**Document**.
On Fri, Dec 21, 2012 at 10:41 AM, Jeff Morriss
<jeff.morriss.ws@xxxxxxxxx> wrote:
> Evan Huus wrote:
>>
>> They've been on my to-do list for a while, as emem provides them.
>>
>> However, I've never personally used emem's canaries, and I've never
>> actually heard of or seen anyone else using them. Are they actually
>> useful anymore, or has Moore's law made valgrind the better tool in
>> all situations?
>
>
> Well, the canaries have helped us find (and fix) a *lot* of bugs over the
> years. I have this vague memory of a time when most of the fuzz failures
> complained of canary corruption but maybe that's an exaggeration. Hopefully
> the lack of canary corruption these days is a sign of improvement. :-)

**Information supplied**.
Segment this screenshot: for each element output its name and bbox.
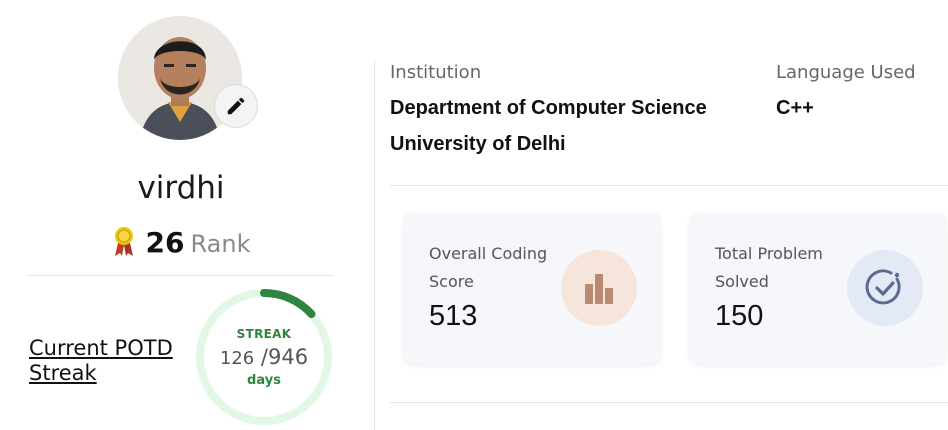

**Work instructions**.
a) Answer these questions from the canaries email, one answer per line, marked the same way:
(i) Which tool does Evan Huus ask might now be better in all situations?
(ii) What does Jeff Morriss vaguely remember most fuzz failures complaining of?
(iii) According to Evan Huus, what provides the canaries?
b) Extract the passage of the canaries email from "On Fri, Dec" to "emem provides them.".

**Worked solutions**.
a)
(i) valgrind
(ii) canary corruption
(iii) emem

b)
On Fri, Dec 21, 2012 at 10:41 AM, Jeff Morriss
<jeff.morriss.ws@xxxxxxxxx> wrote:
> Evan Huus wrote:
>>
>> They've been on my to-do list for a while, as emem provides them.